Saved data entries

——————

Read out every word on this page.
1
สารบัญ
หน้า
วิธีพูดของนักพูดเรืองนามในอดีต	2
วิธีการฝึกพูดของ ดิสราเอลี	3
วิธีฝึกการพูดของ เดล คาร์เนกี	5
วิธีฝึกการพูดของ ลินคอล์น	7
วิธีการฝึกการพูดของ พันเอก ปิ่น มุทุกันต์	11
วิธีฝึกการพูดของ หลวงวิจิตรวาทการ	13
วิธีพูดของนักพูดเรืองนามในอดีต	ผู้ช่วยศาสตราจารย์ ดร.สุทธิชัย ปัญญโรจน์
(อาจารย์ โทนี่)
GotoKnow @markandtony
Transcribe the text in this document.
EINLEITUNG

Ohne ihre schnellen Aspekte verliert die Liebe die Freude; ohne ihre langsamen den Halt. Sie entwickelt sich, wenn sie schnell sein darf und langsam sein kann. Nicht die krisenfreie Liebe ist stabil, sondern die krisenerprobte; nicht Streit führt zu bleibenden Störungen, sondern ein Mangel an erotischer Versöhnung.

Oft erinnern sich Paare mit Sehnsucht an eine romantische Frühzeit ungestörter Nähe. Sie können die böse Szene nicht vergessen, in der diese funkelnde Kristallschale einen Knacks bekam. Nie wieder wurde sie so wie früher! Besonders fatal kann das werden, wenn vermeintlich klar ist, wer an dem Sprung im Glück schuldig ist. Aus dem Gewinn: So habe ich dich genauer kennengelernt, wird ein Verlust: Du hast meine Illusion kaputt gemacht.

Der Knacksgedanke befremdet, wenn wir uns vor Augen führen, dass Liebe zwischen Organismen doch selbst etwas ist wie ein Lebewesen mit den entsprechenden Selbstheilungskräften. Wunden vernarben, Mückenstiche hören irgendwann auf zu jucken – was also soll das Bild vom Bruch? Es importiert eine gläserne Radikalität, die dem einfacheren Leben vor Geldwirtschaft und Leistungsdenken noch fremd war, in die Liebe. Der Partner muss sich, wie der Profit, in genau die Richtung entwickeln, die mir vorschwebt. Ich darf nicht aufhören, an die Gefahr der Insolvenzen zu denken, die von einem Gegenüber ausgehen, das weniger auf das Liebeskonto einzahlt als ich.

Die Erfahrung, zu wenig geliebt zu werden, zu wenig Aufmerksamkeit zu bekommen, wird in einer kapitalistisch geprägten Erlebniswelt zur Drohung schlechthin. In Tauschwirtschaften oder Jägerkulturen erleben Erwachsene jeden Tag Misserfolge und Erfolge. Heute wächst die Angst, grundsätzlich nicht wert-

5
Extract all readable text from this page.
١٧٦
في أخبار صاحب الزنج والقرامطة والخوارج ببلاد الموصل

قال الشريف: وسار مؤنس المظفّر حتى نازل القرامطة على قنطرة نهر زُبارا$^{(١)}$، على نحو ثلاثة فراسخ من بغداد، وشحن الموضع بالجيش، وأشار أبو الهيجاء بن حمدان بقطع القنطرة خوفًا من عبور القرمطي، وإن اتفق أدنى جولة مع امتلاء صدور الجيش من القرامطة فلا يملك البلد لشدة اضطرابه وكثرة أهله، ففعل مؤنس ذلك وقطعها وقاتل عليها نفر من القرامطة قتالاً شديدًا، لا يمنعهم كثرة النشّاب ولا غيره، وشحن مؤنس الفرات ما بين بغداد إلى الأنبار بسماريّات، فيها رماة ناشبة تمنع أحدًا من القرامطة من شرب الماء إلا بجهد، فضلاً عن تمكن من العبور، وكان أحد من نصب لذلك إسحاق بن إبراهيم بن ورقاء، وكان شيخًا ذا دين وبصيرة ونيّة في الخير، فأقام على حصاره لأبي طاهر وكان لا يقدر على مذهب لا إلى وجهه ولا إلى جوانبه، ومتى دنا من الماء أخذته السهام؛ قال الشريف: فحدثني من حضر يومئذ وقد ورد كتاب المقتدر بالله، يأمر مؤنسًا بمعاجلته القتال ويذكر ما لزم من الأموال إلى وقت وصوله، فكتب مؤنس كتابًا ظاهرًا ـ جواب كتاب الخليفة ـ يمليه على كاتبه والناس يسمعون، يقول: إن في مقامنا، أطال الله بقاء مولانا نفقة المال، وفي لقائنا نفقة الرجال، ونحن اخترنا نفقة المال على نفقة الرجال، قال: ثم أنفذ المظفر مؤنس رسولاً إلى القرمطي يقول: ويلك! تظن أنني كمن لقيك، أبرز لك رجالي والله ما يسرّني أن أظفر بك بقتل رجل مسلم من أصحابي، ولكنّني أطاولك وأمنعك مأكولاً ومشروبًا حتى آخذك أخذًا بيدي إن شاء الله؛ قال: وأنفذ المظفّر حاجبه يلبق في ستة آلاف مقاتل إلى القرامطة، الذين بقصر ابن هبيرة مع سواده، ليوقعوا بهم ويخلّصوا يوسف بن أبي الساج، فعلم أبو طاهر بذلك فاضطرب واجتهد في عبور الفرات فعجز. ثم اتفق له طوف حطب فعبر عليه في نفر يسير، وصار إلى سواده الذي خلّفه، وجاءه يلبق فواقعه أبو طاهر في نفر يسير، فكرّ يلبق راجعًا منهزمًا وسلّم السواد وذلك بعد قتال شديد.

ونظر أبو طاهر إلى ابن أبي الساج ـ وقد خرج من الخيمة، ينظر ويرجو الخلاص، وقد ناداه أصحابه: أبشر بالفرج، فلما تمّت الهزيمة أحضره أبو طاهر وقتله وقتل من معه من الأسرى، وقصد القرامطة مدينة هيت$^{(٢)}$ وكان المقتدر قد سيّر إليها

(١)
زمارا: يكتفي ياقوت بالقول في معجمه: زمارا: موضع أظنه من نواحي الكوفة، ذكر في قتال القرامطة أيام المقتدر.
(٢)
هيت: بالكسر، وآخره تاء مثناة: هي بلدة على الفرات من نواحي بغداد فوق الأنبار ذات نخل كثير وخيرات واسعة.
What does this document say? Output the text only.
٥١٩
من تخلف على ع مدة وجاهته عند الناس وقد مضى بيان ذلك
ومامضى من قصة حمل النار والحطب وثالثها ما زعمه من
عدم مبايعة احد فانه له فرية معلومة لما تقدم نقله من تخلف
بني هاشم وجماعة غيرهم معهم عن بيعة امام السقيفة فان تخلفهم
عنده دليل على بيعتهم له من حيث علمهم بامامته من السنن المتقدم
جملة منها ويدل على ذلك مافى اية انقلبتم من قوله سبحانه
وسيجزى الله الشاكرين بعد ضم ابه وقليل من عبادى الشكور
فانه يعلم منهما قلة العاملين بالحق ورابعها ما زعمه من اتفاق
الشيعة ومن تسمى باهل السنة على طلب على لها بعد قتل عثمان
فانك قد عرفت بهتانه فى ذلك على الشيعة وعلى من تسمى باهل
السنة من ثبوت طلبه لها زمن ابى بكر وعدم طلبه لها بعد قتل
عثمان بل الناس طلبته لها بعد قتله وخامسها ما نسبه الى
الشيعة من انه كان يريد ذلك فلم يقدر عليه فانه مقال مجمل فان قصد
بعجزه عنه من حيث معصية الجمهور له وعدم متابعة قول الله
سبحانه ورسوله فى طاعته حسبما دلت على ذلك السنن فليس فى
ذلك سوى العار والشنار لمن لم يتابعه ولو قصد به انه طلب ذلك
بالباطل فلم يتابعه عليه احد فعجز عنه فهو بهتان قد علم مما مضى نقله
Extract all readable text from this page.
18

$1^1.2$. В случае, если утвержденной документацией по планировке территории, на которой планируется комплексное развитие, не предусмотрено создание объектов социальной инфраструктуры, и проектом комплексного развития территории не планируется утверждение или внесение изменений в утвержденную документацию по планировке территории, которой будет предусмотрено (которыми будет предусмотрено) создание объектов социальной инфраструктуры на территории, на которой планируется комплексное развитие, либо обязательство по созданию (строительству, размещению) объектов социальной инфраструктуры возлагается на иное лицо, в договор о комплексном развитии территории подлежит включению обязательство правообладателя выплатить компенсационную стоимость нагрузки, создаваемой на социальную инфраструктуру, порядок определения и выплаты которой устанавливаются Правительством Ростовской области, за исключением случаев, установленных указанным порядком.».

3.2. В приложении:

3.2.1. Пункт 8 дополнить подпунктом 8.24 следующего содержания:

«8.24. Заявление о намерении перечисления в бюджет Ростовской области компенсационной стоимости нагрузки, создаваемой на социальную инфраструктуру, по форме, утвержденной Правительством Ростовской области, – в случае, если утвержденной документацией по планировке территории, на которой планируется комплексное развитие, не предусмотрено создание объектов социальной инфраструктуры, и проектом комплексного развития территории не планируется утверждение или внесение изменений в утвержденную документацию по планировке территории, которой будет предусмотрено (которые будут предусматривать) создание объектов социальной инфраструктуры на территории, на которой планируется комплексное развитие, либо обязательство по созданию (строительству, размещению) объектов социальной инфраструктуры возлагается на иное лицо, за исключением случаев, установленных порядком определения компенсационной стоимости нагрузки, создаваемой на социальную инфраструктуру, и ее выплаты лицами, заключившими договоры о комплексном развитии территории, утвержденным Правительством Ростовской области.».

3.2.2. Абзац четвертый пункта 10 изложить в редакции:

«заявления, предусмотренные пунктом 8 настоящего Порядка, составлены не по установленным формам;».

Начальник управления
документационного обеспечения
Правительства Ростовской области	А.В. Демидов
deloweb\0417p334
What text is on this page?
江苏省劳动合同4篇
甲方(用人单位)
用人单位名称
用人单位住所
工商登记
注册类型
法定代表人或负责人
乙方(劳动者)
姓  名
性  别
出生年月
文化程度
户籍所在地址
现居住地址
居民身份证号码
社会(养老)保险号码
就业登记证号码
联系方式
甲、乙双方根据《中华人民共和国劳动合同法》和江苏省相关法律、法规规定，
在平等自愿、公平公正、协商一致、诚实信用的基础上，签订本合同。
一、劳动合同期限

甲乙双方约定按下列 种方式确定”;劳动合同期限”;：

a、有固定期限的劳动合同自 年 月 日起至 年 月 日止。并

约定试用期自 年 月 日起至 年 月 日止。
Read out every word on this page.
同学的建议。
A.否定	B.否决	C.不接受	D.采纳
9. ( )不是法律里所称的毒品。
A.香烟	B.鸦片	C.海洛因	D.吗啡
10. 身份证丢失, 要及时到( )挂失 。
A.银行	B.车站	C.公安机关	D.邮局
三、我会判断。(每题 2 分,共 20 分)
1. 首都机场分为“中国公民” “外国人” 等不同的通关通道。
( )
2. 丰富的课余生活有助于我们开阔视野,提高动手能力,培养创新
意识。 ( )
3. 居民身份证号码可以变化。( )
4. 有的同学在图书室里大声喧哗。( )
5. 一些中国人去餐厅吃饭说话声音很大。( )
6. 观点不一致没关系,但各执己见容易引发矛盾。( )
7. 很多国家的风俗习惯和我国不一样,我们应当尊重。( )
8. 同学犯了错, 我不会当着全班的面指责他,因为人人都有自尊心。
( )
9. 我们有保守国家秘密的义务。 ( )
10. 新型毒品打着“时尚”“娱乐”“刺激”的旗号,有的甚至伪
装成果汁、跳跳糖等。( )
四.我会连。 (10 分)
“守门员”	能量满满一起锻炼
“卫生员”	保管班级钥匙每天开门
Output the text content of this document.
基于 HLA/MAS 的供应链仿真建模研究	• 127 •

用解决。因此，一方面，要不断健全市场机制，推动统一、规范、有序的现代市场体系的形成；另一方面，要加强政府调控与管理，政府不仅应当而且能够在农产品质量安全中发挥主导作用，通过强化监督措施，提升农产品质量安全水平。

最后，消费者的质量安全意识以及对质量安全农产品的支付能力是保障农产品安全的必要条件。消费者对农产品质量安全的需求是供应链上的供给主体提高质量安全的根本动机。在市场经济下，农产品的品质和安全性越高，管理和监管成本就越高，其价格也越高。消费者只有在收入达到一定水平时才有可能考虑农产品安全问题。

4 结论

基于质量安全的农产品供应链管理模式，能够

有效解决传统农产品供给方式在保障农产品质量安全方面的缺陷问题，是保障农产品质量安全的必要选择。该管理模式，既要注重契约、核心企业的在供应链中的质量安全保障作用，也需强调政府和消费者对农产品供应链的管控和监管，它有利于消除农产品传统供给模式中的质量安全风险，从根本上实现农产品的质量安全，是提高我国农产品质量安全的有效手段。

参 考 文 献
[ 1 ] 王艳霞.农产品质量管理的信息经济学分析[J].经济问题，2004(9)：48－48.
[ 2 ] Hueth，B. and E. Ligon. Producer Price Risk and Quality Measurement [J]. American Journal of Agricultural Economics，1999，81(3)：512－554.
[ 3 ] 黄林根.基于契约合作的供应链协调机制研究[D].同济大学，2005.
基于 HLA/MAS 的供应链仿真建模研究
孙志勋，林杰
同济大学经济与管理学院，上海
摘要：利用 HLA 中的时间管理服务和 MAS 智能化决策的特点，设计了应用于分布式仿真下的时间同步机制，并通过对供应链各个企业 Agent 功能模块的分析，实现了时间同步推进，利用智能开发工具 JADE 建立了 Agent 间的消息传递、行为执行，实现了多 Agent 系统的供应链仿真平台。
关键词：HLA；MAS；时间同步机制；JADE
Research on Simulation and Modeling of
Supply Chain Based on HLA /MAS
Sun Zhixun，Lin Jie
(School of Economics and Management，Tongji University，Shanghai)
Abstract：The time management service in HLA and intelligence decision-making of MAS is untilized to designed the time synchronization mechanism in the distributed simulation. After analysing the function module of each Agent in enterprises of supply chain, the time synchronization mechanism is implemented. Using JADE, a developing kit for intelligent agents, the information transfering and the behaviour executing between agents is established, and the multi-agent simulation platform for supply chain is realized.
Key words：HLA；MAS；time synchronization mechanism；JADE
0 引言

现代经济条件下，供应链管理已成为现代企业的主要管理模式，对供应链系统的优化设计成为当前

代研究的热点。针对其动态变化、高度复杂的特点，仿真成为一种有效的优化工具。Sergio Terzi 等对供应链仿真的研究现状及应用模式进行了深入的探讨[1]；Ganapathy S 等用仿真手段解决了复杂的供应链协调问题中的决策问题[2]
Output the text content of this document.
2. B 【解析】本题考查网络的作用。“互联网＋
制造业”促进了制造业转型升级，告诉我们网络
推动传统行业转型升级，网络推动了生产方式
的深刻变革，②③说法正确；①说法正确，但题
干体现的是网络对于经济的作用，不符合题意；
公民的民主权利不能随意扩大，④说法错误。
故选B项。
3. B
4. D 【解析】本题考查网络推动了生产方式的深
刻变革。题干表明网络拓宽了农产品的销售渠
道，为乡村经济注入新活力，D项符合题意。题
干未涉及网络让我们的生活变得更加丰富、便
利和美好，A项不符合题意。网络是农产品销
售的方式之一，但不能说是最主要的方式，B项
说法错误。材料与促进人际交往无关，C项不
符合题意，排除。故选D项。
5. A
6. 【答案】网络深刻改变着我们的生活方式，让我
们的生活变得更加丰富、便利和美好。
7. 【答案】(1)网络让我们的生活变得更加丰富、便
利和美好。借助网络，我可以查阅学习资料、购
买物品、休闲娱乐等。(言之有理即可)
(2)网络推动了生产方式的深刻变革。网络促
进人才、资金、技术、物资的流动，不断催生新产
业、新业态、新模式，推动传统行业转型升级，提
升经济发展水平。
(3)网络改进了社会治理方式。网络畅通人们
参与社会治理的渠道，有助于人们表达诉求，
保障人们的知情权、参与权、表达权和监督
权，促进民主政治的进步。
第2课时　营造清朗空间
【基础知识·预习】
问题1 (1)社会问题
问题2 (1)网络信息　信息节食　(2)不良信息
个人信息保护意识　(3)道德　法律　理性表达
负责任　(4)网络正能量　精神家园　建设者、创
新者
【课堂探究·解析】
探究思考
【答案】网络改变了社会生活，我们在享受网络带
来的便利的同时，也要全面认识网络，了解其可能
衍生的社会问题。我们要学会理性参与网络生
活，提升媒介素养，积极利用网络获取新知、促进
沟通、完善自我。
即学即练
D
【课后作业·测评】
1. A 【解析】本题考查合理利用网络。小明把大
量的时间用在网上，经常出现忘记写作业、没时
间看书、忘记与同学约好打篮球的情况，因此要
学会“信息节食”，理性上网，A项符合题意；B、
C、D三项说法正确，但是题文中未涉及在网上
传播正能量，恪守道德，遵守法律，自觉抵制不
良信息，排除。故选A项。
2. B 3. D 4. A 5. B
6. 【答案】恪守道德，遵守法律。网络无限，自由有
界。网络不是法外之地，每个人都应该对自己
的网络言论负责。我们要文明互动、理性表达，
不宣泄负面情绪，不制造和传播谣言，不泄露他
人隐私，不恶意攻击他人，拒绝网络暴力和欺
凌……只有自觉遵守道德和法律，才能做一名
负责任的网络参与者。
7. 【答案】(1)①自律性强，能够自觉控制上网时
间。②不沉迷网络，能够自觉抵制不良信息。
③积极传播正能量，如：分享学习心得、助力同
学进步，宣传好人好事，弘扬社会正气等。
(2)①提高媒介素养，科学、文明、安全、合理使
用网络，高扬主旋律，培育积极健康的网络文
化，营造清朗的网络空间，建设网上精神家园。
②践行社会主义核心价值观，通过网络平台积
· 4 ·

——————

_PROBLEM TO SOLVE_: From the data, collect all lines where the string "تسمى" appears.

_ANSWER TO THIS EXERCISE_:
الشيعة ومن تسمى باهل السنة على طلب على لها بعد قتل عثمان
فانك قد عرفت بهتانه فى ذلك على الشيعة وعلى من تسمى باهل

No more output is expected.